Given data
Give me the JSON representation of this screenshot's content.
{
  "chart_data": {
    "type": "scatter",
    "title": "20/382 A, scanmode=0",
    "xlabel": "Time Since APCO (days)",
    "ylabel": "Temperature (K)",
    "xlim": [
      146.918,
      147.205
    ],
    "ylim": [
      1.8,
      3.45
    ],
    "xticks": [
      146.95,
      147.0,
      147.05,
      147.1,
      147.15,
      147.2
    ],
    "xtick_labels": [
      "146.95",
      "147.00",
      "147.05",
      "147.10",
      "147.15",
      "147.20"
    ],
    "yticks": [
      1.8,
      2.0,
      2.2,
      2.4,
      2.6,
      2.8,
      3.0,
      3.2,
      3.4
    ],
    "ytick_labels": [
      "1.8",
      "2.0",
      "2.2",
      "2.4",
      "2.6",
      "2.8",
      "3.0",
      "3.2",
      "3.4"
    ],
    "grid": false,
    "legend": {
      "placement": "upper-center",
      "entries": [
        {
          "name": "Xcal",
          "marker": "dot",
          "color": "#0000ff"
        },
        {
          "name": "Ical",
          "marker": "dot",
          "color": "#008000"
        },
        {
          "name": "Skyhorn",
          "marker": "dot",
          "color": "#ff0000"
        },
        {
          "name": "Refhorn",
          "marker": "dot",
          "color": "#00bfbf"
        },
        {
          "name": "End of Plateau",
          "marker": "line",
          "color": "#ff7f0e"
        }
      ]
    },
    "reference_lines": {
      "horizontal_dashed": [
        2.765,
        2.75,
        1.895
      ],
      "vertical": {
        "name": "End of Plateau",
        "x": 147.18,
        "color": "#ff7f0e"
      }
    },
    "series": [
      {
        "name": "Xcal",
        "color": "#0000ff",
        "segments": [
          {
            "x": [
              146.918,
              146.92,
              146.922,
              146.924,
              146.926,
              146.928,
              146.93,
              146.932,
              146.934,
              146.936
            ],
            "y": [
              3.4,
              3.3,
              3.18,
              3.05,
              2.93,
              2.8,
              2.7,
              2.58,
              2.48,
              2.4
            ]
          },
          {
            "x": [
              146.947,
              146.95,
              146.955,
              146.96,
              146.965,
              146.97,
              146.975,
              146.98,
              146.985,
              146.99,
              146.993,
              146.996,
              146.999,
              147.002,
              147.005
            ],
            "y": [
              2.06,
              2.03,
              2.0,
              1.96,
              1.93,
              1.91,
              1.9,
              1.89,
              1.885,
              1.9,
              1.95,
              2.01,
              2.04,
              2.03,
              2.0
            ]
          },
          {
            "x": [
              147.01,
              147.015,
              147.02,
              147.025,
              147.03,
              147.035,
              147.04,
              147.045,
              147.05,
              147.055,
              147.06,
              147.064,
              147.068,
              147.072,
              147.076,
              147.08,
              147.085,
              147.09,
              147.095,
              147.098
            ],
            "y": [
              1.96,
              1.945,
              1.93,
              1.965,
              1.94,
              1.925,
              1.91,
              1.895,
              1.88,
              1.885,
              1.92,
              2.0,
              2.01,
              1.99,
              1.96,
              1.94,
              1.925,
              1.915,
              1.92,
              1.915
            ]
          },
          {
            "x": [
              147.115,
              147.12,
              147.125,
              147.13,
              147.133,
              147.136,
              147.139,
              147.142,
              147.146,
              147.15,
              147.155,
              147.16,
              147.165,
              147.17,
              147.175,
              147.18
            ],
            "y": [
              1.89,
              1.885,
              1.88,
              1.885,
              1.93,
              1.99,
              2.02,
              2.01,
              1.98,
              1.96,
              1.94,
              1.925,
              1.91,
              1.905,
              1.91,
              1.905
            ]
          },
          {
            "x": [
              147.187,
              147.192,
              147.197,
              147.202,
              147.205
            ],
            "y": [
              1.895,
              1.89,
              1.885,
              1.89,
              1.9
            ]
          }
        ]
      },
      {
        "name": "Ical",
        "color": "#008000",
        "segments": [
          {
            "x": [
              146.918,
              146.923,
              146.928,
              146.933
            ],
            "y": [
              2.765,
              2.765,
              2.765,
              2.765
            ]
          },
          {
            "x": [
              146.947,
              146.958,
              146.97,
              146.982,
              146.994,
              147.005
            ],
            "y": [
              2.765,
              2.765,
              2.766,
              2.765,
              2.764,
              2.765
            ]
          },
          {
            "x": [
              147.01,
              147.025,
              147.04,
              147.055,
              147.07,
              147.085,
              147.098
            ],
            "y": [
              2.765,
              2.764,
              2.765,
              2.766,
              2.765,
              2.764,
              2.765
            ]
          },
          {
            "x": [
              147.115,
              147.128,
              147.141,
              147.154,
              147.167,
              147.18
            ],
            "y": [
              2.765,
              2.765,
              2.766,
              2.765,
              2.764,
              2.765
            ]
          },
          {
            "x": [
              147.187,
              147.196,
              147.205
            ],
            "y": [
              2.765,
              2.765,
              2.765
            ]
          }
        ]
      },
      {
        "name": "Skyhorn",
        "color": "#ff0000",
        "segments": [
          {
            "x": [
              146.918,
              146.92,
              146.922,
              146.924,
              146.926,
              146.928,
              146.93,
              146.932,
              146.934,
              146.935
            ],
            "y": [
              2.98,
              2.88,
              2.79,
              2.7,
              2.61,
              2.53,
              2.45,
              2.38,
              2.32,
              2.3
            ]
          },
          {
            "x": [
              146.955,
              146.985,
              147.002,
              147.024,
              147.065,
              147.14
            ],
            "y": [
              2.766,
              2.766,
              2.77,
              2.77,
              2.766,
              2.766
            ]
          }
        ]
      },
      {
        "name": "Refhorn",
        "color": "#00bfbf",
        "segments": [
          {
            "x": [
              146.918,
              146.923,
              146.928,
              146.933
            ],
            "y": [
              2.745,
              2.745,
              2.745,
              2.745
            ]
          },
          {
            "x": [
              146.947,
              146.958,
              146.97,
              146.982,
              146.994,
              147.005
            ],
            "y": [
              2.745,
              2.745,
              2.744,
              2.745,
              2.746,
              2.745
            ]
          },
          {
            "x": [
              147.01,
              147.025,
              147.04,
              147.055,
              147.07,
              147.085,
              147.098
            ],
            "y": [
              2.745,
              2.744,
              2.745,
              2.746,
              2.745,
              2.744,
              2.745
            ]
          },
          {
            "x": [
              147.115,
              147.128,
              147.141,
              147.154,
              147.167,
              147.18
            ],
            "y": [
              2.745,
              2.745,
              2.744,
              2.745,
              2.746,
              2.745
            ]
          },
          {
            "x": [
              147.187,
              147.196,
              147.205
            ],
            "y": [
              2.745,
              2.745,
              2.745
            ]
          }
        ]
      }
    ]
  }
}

Goal
Which lines contain "name"? Copy each of them.

Task response
          "name": "Xcal",
          "name": "Ical",
          "name": "Skyhorn",
          "name": "Refhorn",
          "name": "End of Plateau",
        "name": "End of Plateau",
        "name": "Xcal",
        "name": "Ical",
        "name": "Skyhorn",
        "name": "Refhorn",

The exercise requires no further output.